## Written request
What number of lines in the material contain the word "arcmin"? Give that number alone.

## Data shown
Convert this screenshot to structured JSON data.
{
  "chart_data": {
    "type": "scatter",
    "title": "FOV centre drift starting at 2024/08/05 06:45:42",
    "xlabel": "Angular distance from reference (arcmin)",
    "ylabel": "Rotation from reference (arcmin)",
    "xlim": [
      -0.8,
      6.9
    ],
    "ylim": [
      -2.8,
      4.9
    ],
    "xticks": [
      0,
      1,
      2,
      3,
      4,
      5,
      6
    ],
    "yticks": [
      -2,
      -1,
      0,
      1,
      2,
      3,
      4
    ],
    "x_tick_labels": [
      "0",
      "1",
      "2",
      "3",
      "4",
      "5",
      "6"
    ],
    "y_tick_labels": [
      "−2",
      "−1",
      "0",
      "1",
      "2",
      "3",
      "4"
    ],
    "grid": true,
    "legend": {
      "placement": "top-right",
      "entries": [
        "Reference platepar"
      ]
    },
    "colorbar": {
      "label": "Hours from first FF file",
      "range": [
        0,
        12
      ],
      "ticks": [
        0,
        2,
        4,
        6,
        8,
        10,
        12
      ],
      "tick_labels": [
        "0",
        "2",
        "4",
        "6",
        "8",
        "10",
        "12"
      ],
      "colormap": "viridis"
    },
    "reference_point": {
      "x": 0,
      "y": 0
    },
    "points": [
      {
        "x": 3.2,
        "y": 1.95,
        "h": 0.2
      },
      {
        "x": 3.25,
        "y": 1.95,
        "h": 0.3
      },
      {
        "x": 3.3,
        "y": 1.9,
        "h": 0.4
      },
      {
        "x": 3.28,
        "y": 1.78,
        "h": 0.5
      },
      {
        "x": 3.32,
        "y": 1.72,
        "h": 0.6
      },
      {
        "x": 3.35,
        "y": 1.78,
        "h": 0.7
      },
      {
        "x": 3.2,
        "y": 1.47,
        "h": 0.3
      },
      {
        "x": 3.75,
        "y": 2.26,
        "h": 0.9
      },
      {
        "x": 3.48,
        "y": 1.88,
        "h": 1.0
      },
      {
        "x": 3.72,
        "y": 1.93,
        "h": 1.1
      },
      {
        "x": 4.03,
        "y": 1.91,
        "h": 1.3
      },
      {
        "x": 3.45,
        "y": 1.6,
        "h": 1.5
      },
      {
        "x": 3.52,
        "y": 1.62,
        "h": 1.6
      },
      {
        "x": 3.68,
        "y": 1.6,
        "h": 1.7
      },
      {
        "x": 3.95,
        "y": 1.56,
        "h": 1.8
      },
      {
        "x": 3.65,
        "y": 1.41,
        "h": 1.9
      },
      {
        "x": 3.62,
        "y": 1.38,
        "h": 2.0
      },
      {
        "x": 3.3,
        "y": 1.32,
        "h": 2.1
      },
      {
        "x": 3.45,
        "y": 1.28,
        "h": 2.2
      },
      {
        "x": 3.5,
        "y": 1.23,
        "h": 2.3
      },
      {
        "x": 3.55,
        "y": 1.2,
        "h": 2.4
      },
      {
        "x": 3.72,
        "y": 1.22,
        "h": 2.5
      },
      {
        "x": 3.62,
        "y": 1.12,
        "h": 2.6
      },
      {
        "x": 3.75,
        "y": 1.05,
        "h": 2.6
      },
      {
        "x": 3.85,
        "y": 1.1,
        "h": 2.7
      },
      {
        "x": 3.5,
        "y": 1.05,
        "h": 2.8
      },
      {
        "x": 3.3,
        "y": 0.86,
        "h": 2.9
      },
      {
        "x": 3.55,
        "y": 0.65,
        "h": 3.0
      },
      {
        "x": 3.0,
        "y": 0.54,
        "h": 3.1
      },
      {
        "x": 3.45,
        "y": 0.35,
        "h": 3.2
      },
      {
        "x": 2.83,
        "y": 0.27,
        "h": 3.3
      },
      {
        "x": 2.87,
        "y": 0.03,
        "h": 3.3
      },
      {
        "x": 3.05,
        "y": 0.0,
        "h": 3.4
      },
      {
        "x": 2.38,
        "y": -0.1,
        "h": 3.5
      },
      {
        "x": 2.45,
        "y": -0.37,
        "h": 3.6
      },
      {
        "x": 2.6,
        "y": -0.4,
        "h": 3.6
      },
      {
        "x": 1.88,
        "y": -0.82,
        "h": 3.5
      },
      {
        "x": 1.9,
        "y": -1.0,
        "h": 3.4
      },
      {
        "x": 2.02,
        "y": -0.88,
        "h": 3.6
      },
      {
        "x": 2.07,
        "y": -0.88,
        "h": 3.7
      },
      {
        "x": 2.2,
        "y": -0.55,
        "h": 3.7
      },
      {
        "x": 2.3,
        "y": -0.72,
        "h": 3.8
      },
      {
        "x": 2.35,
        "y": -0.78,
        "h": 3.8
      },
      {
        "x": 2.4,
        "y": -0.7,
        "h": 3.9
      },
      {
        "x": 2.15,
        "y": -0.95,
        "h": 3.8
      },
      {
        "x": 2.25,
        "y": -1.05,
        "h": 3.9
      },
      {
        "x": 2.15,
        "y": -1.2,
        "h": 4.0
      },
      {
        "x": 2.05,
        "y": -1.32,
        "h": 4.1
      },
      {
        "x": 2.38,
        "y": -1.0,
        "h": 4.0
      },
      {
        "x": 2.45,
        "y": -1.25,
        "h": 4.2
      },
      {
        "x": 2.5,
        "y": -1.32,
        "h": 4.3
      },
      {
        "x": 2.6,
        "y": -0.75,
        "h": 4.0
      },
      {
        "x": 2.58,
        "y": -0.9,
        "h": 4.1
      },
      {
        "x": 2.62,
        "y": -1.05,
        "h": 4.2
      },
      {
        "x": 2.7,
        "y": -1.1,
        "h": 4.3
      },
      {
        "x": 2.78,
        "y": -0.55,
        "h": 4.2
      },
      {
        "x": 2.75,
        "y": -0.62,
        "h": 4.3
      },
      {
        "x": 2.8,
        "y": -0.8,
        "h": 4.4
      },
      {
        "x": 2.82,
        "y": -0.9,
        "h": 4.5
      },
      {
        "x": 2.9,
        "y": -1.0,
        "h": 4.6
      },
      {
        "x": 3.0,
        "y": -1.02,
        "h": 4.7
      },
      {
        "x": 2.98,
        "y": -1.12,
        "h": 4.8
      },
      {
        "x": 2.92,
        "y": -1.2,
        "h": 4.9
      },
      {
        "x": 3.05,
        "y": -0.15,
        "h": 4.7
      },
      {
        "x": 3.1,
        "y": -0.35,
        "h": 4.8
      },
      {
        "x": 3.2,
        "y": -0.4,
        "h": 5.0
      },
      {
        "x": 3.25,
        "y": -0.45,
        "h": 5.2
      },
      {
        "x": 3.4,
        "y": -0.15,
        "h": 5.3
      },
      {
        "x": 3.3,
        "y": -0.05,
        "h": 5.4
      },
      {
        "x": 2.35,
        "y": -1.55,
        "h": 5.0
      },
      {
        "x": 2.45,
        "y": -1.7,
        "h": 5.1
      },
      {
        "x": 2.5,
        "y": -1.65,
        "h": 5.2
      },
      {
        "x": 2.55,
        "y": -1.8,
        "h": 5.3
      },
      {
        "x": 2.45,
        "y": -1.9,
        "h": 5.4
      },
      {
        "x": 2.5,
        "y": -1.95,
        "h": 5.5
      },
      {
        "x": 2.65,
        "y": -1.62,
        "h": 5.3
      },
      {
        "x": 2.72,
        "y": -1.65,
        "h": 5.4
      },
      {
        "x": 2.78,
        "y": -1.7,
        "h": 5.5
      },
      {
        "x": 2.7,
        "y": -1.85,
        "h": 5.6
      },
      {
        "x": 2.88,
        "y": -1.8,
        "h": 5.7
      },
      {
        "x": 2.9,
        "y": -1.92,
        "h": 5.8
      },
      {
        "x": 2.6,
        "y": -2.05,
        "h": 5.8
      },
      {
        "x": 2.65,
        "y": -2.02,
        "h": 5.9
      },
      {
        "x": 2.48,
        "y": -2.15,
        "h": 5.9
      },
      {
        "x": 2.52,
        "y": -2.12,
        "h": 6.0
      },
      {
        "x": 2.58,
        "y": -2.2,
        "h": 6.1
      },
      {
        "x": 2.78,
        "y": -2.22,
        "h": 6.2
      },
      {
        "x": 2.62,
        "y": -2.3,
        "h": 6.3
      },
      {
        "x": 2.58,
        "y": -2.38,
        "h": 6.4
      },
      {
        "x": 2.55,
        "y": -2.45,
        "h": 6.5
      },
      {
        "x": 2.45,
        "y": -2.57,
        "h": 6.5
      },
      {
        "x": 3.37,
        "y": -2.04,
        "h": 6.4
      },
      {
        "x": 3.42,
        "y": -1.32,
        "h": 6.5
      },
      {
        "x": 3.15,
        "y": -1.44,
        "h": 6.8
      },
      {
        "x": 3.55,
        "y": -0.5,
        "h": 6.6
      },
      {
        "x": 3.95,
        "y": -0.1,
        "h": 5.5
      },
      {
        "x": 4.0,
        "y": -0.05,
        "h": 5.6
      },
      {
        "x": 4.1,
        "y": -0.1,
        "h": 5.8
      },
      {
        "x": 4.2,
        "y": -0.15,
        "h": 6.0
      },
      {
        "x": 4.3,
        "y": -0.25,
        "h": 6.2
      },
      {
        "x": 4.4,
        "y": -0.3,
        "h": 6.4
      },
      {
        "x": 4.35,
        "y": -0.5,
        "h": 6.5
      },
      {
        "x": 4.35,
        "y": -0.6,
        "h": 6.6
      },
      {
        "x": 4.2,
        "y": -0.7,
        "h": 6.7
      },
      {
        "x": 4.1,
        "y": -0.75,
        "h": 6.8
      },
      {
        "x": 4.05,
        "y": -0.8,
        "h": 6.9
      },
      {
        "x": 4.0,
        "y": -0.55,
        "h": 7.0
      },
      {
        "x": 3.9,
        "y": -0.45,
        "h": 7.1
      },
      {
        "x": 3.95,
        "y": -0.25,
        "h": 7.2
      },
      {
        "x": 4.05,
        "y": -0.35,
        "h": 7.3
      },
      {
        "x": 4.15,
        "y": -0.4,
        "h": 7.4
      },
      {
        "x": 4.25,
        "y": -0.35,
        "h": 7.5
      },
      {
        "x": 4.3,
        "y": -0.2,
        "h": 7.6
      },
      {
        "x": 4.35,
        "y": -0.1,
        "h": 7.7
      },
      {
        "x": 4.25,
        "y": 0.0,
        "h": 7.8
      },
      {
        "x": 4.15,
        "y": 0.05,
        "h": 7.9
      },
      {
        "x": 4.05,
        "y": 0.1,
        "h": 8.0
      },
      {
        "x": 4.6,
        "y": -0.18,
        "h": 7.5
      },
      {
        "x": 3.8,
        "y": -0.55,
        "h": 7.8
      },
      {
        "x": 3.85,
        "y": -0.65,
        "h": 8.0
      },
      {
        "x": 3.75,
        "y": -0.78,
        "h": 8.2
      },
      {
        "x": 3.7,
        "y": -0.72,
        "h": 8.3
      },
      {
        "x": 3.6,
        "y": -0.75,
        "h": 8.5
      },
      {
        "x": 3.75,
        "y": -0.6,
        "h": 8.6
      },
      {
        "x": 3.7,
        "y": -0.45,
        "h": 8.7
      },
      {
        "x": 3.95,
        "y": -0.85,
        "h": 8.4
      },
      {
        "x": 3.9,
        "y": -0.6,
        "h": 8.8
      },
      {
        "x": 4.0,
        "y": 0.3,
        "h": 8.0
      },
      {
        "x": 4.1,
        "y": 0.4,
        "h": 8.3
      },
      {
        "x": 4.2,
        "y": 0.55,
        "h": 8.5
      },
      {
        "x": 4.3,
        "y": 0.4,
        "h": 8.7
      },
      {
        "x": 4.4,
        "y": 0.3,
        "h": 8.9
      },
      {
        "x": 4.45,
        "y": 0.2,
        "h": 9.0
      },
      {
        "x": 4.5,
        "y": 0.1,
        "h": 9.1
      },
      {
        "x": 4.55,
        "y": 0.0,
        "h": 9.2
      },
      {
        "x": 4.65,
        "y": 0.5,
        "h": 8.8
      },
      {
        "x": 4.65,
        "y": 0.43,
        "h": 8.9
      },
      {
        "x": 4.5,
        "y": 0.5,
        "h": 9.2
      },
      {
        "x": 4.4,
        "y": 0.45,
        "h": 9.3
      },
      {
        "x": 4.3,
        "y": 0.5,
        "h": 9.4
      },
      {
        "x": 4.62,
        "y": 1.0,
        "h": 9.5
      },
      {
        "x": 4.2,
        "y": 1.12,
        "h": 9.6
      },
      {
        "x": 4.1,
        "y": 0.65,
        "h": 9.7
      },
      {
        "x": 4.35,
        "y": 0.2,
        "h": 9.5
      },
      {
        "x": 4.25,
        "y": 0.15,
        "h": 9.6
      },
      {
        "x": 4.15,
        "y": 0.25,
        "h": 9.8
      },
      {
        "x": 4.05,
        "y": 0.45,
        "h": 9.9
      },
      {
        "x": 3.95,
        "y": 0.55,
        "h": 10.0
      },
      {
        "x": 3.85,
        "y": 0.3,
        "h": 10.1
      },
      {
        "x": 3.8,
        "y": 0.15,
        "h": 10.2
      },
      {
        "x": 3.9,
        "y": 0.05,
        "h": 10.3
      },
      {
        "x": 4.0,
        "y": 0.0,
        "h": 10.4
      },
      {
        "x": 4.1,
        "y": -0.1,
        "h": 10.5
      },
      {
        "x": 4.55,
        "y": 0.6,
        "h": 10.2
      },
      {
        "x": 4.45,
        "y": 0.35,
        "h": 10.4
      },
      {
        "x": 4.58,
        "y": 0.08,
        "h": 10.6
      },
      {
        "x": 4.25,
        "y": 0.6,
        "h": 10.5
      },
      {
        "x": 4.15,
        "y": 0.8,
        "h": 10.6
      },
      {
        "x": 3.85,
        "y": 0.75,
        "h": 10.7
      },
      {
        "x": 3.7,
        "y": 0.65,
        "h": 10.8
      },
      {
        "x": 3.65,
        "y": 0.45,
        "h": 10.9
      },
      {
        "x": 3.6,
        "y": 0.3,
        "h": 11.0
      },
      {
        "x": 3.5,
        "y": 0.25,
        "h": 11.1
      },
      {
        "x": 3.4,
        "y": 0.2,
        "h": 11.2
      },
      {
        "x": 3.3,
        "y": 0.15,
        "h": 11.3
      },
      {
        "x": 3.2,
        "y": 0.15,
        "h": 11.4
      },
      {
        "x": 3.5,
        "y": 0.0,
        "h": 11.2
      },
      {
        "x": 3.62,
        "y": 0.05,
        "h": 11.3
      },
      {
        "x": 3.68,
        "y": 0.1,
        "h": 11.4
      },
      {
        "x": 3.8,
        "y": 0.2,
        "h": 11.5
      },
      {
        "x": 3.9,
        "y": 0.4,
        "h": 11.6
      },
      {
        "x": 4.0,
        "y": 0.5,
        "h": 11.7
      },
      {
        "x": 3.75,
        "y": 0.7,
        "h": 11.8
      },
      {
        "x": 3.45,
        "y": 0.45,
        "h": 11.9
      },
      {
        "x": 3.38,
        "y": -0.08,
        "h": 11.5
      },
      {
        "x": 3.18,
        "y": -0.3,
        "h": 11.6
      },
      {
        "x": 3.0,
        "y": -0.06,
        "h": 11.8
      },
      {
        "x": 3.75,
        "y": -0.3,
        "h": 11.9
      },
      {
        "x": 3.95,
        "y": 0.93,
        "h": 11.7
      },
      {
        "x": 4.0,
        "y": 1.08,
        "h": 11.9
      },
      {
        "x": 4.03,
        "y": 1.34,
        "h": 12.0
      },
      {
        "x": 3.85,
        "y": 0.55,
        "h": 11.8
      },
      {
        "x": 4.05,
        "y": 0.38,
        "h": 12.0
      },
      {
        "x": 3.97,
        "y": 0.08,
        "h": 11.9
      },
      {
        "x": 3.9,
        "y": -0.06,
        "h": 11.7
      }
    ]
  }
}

## Task answer
2